### BRIEF
Quote every line as written. Omit pictures.

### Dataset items
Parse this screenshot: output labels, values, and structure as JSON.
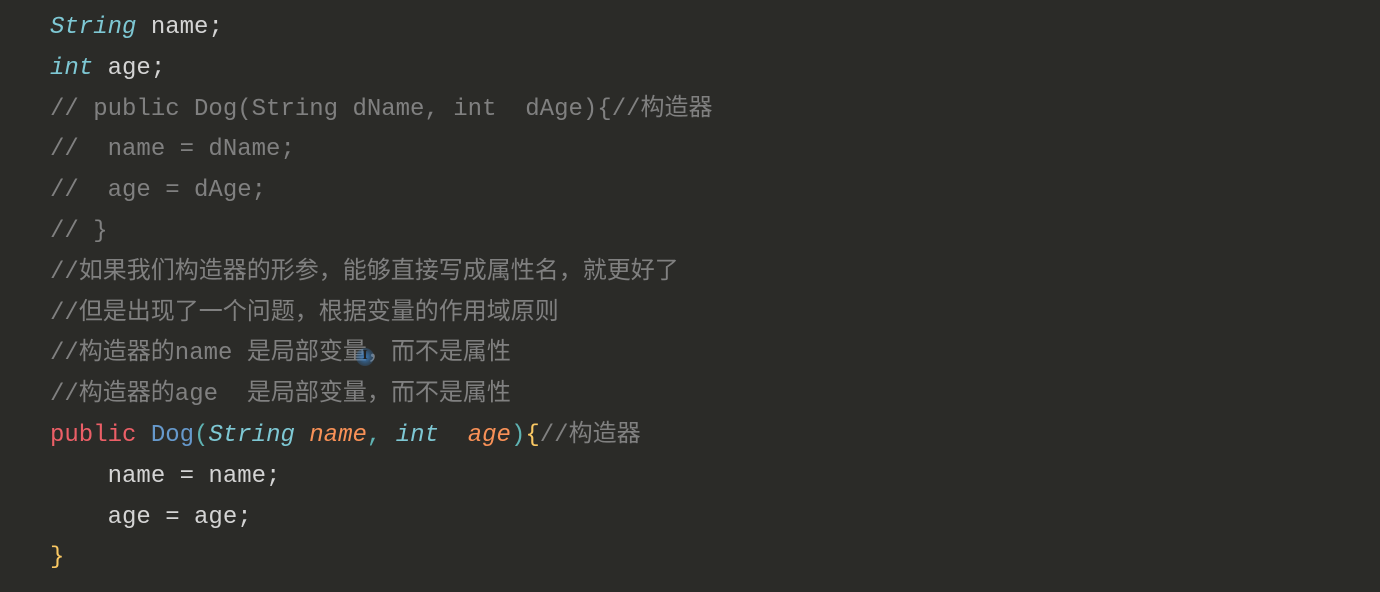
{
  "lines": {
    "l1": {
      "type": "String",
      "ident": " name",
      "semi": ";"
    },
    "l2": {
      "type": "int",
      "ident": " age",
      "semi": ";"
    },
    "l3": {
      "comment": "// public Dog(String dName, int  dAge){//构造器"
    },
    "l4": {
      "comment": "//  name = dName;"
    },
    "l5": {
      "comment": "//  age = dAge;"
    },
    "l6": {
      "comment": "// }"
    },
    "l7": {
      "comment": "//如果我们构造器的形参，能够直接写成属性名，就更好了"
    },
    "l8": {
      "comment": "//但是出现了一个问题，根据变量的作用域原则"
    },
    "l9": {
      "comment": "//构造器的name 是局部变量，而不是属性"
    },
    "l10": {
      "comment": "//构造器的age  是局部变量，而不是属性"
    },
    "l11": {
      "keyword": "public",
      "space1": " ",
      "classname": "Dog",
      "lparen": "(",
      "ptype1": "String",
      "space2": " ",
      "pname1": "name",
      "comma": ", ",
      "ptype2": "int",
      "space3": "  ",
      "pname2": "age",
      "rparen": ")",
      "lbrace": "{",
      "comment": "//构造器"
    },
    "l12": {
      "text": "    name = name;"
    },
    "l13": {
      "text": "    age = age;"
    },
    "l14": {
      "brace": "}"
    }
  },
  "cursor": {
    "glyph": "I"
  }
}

### THE OUTPUT
Parse this screenshot: output labels, values, and structure as JSON.
{
  "lines": {
    "l1": {
      "type": "String",
      "ident": " name",
      "semi": ";"
    },
    "l2": {
      "type": "int",
      "ident": " age",
      "semi": ";"
    },
    "l3": {
      "comment": "// public Dog(String dName, int  dAge){//构造器"
    },
    "l4": {
      "comment": "//  name = dName;"
    },
    "l5": {
      "comment": "//  age = dAge;"
    },
    "l6": {
      "comment": "// }"
    },
    "l7": {
      "comment": "//如果我们构造器的形参，能够直接写成属性名，就更好了"
    },
    "l8": {
      "comment": "//但是出现了一个问题，根据变量的作用域原则"
    },
    "l9": {
      "comment": "//构造器的name 是局部变量，而不是属性"
    },
    "l10": {
      "comment": "//构造器的age  是局部变量，而不是属性"
    },
    "l11": {
      "keyword": "public",
      "space1": " ",
      "classname": "Dog",
      "lparen": "(",
      "ptype1": "String",
      "space2": " ",
      "pname1": "name",
      "comma": ", ",
      "ptype2": "int",
      "space3": "  ",
      "pname2": "age",
      "rparen": ")",
      "lbrace": "{",
      "comment": "//构造器"
    },
    "l12": {
      "text": "    name = name;"
    },
    "l13": {
      "text": "    age = age;"
    },
    "l14": {
      "brace": "}"
    }
  },
  "cursor": {
    "glyph": "I"
  }
}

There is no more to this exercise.